**Records for processing:**
## start

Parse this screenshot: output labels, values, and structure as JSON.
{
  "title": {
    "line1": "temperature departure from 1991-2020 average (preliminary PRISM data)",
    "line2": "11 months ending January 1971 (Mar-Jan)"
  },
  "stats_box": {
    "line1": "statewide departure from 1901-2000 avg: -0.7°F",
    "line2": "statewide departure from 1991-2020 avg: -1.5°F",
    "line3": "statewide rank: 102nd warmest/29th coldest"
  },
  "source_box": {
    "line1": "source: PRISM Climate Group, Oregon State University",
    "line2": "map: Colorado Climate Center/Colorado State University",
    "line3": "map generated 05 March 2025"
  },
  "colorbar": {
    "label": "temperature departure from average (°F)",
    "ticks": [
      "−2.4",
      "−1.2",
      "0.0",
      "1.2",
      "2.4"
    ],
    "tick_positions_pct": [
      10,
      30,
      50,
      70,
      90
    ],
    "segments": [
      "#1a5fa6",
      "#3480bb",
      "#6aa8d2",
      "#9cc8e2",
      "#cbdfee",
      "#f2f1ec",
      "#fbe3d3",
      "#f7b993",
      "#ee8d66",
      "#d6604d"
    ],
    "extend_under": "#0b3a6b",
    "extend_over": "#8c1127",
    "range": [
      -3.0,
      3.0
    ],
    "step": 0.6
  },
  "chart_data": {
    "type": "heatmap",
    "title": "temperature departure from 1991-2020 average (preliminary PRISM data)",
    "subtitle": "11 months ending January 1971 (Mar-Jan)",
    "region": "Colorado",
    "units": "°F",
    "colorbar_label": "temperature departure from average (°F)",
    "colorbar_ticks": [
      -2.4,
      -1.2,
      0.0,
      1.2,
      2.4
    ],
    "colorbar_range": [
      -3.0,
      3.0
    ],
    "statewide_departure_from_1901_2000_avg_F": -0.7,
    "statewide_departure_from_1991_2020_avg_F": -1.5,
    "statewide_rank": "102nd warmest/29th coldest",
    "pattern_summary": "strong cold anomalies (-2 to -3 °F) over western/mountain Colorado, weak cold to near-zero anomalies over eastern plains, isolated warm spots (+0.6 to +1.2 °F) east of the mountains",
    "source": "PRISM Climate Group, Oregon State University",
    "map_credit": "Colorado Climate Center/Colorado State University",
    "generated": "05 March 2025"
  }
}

## end

**Prompt:**
Pull out each record as written and restate it exactly.

**Result:**
Parse this screenshot: output labels, values, and structure as JSON.
{
  "title": {
    "line1": "temperature departure from 1991-2020 average (preliminary PRISM data)",
    "line2": "11 months ending January 1971 (Mar-Jan)"
  },
  "stats_box": {
    "line1": "statewide departure from 1901-2000 avg: -0.7°F",
    "line2": "statewide departure from 1991-2020 avg: -1.5°F",
    "line3": "statewide rank: 102nd warmest/29th coldest"
  },
  "source_box": {
    "line1": "source: PRISM Climate Group, Oregon State University",
    "line2": "map: Colorado Climate Center/Colorado State University",
    "line3": "map generated 05 March 2025"
  },
  "colorbar": {
    "label": "temperature departure from average (°F)",
    "ticks": [
      "−2.4",
      "−1.2",
      "0.0",
      "1.2",
      "2.4"
    ],
    "tick_positions_pct": [
      10,
      30,
      50,
      70,
      90
    ],
    "segments": [
      "#1a5fa6",
      "#3480bb",
      "#6aa8d2",
      "#9cc8e2",
      "#cbdfee",
      "#f2f1ec",
      "#fbe3d3",
      "#f7b993",
      "#ee8d66",
      "#d6604d"
    ],
    "extend_under": "#0b3a6b",
    "extend_over": "#8c1127",
    "range": [
      -3.0,
      3.0
    ],
    "step": 0.6
  },
  "chart_data": {
    "type": "heatmap",
    "title": "temperature departure from 1991-2020 average (preliminary PRISM data)",
    "subtitle": "11 months ending January 1971 (Mar-Jan)",
    "region": "Colorado",
    "units": "°F",
    "colorbar_label": "temperature departure from average (°F)",
    "colorbar_ticks": [
      -2.4,
      -1.2,
      0.0,
      1.2,
      2.4
    ],
    "colorbar_range": [
      -3.0,
      3.0
    ],
    "statewide_departure_from_1901_2000_avg_F": -0.7,
    "statewide_departure_from_1991_2020_avg_F": -1.5,
    "statewide_rank": "102nd warmest/29th coldest",
    "pattern_summary": "strong cold anomalies (-2 to -3 °F) over western/mountain Colorado, weak cold to near-zero anomalies over eastern plains, isolated warm spots (+0.6 to +1.2 °F) east of the mountains",
    "source": "PRISM Climate Group, Oregon State University",
    "map_credit": "Colorado Climate Center/Colorado State University",
    "generated": "05 March 2025"
  }
}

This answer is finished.